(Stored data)
══════════════════════════════

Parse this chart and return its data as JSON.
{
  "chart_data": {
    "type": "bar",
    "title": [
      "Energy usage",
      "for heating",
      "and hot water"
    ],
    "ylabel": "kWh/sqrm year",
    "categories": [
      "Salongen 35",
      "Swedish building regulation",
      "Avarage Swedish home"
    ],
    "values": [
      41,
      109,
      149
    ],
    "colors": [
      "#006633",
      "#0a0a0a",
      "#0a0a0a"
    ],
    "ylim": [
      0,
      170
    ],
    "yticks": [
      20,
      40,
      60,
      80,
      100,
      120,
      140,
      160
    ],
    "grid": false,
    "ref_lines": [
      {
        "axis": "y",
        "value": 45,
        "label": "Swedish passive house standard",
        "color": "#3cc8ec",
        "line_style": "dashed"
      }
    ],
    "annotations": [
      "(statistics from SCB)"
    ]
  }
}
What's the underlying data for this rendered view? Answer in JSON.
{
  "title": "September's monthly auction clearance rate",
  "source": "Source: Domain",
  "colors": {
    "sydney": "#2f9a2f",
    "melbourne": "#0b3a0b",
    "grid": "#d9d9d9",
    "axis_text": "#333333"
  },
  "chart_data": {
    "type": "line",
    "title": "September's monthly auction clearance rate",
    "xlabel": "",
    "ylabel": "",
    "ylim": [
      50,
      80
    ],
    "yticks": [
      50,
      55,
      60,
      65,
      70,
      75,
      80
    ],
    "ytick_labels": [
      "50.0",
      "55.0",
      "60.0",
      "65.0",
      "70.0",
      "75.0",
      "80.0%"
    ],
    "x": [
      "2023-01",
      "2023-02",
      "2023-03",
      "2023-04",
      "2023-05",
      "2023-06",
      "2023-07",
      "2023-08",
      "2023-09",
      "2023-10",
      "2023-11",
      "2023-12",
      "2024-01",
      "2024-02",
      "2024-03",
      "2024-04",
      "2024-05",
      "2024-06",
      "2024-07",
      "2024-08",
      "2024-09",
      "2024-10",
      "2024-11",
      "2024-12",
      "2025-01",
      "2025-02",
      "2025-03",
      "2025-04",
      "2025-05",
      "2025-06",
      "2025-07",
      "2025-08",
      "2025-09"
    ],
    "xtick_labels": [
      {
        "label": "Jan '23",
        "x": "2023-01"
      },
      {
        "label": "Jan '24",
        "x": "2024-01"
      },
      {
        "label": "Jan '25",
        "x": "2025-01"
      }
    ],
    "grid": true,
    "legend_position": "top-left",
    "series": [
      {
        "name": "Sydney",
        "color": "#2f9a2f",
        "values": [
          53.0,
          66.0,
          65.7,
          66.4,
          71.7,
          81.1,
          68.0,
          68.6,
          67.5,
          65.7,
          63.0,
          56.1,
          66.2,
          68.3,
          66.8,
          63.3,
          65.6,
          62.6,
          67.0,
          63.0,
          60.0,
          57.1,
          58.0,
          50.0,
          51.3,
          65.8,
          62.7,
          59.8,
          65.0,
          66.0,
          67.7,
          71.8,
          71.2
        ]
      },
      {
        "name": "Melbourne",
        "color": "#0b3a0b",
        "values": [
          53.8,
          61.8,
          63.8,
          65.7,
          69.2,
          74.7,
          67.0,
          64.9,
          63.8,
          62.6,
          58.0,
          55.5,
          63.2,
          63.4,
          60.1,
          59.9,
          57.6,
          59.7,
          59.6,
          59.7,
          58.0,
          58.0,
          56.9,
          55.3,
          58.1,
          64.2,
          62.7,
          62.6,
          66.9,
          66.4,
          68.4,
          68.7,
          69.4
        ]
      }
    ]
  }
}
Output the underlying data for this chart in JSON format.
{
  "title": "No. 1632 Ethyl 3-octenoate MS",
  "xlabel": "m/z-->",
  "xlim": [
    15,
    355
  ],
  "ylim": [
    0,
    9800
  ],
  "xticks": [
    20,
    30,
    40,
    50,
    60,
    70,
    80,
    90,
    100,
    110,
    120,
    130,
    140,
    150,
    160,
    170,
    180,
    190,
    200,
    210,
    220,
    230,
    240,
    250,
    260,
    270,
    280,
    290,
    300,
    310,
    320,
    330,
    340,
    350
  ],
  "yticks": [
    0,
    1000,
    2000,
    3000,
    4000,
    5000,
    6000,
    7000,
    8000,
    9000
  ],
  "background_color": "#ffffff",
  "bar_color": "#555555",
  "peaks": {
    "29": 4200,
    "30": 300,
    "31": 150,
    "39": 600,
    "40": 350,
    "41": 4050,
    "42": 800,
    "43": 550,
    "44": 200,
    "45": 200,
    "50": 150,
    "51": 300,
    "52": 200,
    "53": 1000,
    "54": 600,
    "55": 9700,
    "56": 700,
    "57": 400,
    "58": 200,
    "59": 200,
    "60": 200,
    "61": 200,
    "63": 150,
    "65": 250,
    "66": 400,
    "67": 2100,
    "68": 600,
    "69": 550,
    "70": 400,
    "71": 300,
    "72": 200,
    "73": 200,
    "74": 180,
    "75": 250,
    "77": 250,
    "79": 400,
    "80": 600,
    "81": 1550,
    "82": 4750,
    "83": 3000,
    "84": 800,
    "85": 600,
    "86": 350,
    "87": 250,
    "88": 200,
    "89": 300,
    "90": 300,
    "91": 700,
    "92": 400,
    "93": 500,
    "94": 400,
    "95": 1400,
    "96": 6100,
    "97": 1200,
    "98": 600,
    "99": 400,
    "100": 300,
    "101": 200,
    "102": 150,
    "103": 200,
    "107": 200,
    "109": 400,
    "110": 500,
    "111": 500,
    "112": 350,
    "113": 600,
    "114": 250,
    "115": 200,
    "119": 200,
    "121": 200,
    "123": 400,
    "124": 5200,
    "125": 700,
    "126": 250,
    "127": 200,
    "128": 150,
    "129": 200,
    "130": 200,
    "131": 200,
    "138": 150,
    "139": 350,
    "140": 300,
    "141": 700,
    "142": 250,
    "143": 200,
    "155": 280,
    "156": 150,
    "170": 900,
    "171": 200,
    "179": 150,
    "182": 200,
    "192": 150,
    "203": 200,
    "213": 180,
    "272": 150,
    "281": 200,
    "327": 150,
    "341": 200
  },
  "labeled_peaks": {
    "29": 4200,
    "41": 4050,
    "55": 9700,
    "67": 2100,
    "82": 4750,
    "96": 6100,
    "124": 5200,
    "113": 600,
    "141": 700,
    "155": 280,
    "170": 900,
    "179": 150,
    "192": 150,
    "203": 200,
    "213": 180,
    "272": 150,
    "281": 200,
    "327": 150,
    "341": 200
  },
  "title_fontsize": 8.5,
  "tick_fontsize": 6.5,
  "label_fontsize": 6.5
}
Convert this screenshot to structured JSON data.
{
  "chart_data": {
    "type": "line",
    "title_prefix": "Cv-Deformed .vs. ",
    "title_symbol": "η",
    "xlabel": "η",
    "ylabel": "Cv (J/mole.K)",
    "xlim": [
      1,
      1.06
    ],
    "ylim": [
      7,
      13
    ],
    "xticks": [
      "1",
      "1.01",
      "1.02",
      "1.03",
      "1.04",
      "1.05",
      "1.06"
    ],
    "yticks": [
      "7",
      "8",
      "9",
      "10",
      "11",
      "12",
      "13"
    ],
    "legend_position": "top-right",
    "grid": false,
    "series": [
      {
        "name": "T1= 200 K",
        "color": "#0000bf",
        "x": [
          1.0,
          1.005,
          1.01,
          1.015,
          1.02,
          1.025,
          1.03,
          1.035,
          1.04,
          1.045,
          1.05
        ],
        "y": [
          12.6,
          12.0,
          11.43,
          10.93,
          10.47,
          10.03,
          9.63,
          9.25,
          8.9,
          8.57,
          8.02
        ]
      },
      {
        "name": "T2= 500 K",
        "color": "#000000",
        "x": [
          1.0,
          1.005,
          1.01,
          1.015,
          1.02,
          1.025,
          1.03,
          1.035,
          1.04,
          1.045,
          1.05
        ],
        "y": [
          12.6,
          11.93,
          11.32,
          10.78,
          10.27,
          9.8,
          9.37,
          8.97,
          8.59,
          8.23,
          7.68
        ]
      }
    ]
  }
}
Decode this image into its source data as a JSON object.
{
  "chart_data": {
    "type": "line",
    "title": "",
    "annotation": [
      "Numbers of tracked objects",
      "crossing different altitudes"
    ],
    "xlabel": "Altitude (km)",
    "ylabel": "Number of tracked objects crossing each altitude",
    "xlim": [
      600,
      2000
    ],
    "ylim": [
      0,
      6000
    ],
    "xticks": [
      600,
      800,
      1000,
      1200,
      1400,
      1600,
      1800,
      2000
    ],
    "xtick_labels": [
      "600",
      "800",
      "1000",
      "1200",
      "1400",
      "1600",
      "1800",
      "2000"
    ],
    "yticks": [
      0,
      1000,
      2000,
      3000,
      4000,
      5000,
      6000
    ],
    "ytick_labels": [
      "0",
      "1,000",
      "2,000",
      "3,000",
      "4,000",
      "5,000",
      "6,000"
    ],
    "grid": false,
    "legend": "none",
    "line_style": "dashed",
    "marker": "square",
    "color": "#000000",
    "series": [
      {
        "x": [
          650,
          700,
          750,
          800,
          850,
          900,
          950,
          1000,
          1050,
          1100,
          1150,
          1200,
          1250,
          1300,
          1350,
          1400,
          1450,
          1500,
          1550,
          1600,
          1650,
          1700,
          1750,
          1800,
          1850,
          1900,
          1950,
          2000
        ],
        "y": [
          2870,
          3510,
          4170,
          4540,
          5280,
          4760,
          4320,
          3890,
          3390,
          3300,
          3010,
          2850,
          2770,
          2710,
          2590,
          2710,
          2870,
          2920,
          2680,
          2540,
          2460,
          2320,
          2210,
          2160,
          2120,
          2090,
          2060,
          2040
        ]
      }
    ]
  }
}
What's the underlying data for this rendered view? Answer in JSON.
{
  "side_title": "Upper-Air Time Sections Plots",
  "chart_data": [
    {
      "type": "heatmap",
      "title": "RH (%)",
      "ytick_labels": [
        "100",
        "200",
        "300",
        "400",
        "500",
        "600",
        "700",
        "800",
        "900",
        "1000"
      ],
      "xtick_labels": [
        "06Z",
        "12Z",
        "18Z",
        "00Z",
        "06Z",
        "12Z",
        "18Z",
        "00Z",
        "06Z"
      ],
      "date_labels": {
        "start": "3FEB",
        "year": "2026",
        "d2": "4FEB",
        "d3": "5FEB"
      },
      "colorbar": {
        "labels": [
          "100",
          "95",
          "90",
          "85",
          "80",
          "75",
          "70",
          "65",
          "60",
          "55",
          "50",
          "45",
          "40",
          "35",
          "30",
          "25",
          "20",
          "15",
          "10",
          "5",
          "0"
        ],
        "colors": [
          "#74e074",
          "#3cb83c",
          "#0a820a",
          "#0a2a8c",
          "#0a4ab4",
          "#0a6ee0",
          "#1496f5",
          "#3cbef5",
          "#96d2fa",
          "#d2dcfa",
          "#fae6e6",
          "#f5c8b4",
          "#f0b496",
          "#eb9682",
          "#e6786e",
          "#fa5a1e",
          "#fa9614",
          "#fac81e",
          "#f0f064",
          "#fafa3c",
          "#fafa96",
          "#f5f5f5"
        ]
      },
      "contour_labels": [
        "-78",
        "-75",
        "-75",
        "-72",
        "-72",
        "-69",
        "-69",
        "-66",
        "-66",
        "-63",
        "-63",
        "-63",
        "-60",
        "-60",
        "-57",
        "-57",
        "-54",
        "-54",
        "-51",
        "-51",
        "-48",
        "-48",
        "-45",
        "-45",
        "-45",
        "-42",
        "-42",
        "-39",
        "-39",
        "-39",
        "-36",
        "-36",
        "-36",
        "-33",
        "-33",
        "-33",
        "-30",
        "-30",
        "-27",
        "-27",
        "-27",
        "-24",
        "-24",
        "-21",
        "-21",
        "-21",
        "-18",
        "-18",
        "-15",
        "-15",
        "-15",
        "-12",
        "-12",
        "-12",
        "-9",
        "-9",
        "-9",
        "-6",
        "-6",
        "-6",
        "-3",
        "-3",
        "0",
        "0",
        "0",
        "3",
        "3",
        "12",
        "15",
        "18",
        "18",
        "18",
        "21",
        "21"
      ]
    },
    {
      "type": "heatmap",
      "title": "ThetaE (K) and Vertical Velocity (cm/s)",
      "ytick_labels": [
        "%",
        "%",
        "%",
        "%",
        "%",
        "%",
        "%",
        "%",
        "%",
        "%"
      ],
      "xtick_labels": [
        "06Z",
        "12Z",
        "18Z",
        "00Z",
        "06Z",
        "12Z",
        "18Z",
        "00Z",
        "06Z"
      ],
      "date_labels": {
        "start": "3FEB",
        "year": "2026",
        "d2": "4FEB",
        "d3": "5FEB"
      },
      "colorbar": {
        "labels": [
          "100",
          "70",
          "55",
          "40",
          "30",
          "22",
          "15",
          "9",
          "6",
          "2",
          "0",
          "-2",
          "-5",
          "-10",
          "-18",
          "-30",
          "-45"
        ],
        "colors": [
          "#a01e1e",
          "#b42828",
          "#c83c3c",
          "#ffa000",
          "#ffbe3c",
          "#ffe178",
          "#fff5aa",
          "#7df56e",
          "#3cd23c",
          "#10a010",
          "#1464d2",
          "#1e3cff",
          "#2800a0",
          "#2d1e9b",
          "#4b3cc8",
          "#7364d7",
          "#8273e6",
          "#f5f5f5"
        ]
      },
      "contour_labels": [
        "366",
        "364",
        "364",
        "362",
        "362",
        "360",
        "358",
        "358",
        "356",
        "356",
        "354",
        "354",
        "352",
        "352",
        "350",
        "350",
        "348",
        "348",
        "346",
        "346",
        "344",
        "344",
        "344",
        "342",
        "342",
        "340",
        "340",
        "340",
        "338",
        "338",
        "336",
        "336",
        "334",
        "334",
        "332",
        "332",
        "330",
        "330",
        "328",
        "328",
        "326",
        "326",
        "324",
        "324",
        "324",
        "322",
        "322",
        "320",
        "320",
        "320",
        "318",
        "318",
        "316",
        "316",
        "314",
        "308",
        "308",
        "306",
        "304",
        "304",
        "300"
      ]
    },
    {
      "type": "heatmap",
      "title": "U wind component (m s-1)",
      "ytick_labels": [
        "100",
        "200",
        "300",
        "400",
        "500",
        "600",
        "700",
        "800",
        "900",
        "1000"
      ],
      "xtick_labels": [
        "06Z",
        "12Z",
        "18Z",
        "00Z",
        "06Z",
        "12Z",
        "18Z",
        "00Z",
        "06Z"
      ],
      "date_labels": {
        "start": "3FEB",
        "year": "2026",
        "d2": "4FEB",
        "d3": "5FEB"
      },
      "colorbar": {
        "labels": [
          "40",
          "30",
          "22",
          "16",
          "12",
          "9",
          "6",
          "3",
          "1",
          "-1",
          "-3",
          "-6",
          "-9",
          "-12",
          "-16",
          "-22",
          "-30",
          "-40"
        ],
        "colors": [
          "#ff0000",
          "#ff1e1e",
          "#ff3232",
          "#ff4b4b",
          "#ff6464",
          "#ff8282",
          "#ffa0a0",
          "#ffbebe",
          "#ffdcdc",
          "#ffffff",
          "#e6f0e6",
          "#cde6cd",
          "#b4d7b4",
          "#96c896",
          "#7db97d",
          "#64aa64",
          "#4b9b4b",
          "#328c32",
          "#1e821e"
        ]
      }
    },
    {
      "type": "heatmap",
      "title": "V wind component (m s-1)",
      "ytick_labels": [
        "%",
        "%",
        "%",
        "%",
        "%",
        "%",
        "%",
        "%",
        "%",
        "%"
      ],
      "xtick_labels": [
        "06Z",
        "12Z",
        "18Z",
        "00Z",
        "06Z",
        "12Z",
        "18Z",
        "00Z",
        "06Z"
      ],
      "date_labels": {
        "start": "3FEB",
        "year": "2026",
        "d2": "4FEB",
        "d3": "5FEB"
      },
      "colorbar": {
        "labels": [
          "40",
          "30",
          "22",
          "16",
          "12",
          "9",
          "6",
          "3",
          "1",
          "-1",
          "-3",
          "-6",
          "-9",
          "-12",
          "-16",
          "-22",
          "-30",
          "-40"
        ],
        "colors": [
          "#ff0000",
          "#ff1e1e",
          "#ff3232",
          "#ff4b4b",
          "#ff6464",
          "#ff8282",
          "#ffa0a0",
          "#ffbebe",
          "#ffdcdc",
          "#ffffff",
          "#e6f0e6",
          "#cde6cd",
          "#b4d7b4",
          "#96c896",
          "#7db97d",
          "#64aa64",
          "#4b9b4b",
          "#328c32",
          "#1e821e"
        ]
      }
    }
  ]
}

══════════════════════════════

## SET EXERCISE
Copy and report every line where the word "name" is present.

## EXERCISE ANSWER
        "name": "Sydney",
        "name": "Melbourne",
        "name": "T1= 200 K",
        "name": "T2= 500 K",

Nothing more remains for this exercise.